Count how many lines contain the word "JSON". Respond with the number alone.
══ Dataset extract ══
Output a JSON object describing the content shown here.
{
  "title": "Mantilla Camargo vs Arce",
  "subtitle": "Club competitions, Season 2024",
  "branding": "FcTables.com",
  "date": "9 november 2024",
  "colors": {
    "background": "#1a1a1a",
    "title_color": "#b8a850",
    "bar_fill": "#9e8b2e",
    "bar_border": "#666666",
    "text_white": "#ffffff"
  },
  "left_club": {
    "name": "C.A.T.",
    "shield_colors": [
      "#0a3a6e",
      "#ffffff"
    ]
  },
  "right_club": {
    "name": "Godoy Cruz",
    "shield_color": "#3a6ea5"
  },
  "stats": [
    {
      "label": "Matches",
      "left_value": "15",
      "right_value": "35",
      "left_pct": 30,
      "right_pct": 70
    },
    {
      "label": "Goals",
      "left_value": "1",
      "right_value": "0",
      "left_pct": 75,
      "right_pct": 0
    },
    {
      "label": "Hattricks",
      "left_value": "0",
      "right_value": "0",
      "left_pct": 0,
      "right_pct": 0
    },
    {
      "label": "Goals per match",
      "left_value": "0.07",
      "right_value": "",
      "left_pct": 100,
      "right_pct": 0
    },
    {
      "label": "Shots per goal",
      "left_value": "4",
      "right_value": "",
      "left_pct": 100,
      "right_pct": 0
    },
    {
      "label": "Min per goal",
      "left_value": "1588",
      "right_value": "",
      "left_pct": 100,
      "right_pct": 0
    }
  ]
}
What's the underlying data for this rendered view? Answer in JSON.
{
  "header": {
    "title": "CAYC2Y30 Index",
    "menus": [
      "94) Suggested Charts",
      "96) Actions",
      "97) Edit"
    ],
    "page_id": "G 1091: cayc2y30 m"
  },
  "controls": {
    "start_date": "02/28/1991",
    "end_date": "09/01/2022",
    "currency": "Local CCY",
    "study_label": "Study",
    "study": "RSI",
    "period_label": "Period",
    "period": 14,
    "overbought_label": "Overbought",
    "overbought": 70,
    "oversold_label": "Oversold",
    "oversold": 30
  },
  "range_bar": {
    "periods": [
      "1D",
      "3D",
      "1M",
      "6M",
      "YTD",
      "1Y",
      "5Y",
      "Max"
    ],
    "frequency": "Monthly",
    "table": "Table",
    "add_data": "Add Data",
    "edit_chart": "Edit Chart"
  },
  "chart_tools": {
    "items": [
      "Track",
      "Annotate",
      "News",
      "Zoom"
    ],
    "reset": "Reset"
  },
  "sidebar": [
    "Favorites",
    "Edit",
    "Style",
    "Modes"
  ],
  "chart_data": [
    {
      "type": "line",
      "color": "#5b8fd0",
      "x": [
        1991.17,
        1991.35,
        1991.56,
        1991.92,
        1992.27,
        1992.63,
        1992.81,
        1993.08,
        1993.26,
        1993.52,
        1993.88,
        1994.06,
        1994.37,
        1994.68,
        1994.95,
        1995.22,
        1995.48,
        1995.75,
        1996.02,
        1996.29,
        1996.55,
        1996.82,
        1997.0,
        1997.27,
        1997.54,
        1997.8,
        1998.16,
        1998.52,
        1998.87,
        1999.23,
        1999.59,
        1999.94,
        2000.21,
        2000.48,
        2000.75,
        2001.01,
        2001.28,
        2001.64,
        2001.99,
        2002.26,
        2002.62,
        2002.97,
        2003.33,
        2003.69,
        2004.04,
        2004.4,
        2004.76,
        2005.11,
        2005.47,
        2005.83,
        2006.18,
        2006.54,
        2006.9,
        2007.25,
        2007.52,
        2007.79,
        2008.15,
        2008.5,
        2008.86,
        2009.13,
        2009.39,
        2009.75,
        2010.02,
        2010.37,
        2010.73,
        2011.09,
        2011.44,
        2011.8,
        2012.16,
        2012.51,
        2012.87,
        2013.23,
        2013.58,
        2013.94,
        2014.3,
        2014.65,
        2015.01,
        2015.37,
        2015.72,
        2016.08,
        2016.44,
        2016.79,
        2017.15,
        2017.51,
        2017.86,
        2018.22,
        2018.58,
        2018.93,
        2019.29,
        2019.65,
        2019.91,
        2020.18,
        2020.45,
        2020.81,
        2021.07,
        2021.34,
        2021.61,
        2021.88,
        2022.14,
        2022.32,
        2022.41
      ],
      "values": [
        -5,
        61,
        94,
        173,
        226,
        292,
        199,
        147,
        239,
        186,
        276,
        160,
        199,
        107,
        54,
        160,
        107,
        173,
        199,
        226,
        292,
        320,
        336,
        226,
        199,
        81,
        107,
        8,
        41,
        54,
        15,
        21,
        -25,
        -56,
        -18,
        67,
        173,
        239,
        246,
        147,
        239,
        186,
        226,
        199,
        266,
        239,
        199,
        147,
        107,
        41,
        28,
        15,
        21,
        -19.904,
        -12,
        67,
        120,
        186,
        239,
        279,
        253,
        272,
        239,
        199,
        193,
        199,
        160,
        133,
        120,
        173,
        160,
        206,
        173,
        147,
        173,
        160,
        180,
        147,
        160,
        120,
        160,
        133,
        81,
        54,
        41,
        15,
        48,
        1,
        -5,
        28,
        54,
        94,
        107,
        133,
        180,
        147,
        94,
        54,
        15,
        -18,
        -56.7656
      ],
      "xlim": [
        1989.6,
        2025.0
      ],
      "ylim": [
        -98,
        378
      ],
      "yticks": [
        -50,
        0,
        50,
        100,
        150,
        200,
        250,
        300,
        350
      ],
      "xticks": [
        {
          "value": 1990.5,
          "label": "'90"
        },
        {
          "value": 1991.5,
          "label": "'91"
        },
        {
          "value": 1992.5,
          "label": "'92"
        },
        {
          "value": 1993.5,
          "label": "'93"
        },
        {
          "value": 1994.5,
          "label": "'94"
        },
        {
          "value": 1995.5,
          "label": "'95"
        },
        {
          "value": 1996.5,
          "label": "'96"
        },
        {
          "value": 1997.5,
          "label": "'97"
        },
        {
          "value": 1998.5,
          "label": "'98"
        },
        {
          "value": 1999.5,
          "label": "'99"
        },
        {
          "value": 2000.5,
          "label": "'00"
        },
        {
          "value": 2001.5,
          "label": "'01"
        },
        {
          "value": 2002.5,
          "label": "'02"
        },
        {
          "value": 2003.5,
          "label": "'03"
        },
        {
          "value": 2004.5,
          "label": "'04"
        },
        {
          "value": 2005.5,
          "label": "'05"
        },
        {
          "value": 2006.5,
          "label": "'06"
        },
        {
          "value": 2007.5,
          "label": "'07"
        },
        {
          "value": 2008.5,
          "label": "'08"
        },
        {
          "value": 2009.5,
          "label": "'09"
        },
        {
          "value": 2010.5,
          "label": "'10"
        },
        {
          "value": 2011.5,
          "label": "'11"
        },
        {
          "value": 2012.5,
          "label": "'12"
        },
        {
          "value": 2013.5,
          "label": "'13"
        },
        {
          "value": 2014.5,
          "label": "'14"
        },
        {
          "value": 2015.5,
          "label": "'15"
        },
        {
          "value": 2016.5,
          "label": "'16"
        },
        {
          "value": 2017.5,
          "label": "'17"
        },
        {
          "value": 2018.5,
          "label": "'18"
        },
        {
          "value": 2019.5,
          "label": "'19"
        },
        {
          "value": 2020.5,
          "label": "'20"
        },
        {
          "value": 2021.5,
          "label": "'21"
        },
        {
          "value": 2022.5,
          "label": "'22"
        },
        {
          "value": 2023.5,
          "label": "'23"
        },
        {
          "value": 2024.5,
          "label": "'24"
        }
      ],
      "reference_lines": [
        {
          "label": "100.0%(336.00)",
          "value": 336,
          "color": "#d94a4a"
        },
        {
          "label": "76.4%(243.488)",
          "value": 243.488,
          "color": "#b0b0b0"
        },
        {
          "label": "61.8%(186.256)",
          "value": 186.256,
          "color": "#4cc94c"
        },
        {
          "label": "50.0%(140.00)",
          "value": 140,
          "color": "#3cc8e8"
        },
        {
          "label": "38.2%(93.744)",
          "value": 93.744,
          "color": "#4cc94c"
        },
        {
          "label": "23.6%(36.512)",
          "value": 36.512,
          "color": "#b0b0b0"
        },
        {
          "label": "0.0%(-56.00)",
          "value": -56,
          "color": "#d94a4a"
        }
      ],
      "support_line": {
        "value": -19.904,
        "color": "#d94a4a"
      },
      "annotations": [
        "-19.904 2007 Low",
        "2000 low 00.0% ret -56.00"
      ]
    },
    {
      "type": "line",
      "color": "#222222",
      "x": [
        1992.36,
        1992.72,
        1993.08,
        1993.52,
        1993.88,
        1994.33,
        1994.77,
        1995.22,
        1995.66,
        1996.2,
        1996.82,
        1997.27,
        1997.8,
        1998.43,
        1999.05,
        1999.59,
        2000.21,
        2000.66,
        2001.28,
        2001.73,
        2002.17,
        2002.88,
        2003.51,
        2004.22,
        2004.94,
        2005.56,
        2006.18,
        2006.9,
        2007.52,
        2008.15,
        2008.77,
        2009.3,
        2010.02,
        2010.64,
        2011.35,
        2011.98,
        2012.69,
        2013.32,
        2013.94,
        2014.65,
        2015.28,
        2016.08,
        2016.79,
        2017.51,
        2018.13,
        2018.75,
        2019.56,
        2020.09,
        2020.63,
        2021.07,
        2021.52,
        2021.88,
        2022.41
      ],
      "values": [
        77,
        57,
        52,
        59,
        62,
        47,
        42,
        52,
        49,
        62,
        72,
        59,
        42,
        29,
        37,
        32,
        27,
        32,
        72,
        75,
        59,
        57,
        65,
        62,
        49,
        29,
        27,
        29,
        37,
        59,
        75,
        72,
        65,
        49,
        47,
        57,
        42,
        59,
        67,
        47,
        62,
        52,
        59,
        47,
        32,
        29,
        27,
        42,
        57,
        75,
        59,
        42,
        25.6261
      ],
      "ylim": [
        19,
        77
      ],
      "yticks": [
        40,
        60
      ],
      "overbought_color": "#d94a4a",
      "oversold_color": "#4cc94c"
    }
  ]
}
═══
◆ Right answer ◆
2